Some records
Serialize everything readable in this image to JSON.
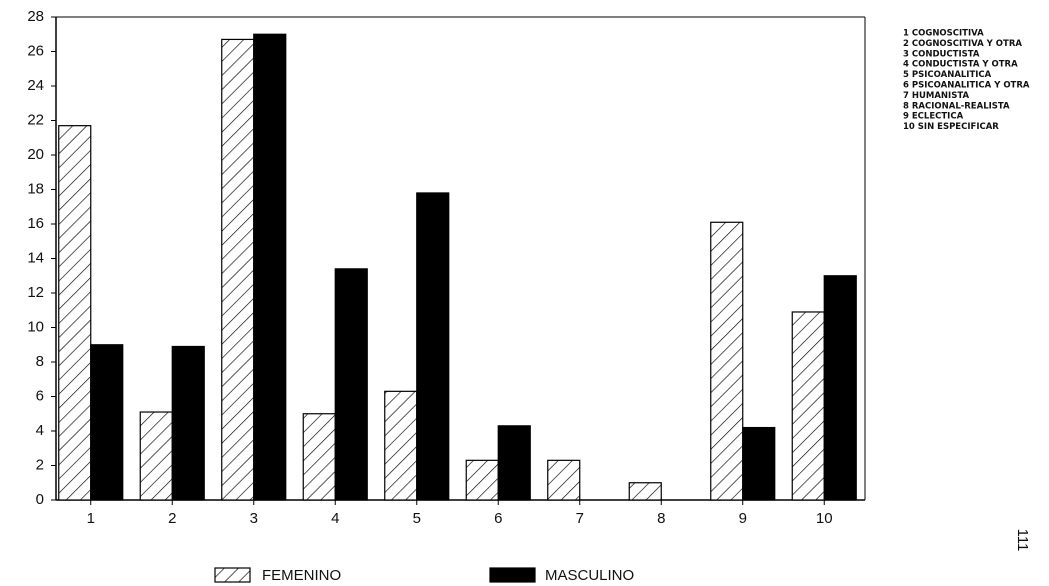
{
  "chart_data": {
    "type": "bar",
    "categories": [
      "1",
      "2",
      "3",
      "4",
      "5",
      "6",
      "7",
      "8",
      "9",
      "10"
    ],
    "series": [
      {
        "name": "FEMENINO",
        "color": "#ffffff",
        "pattern": "diagonal-hatch",
        "values": [
          21.7,
          5.1,
          26.7,
          5,
          6.3,
          2.3,
          2.3,
          1,
          16.1,
          10.9
        ]
      },
      {
        "name": "MASCULINO",
        "color": "#000000",
        "values": [
          9,
          8.9,
          27,
          13.4,
          17.8,
          4.3,
          0,
          0,
          4.2,
          13
        ]
      }
    ],
    "ylim": [
      0,
      28
    ],
    "yticks": [
      0,
      2,
      4,
      6,
      8,
      10,
      12,
      14,
      16,
      18,
      20,
      22,
      24,
      26,
      28
    ],
    "annotations": [
      "1 COGNOSCITIVA",
      "2 COGNOSCITIVA Y OTRA",
      "3 CONDUCTISTA",
      "4 CONDUCTISTA Y OTRA",
      "5 PSICOANALITICA",
      "6 PSICOANALITICA Y OTRA",
      "7 HUMANISTA",
      "8 RACIONAL-REALISTA",
      "9 ECLECTICA",
      "10 SIN ESPECIFICAR"
    ],
    "page_number": "111"
  }
}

EXERCISE
Omit every picture, and otherwise quote the entries exactly.

COMPLETED EXERCISE
Serialize everything readable in this image to JSON.
{
  "chart_data": {
    "type": "bar",
    "categories": [
      "1",
      "2",
      "3",
      "4",
      "5",
      "6",
      "7",
      "8",
      "9",
      "10"
    ],
    "series": [
      {
        "name": "FEMENINO",
        "color": "#ffffff",
        "pattern": "diagonal-hatch",
        "values": [
          21.7,
          5.1,
          26.7,
          5,
          6.3,
          2.3,
          2.3,
          1,
          16.1,
          10.9
        ]
      },
      {
        "name": "MASCULINO",
        "color": "#000000",
        "values": [
          9,
          8.9,
          27,
          13.4,
          17.8,
          4.3,
          0,
          0,
          4.2,
          13
        ]
      }
    ],
    "ylim": [
      0,
      28
    ],
    "yticks": [
      0,
      2,
      4,
      6,
      8,
      10,
      12,
      14,
      16,
      18,
      20,
      22,
      24,
      26,
      28
    ],
    "annotations": [
      "1 COGNOSCITIVA",
      "2 COGNOSCITIVA Y OTRA",
      "3 CONDUCTISTA",
      "4 CONDUCTISTA Y OTRA",
      "5 PSICOANALITICA",
      "6 PSICOANALITICA Y OTRA",
      "7 HUMANISTA",
      "8 RACIONAL-REALISTA",
      "9 ECLECTICA",
      "10 SIN ESPECIFICAR"
    ],
    "page_number": "111"
  }
}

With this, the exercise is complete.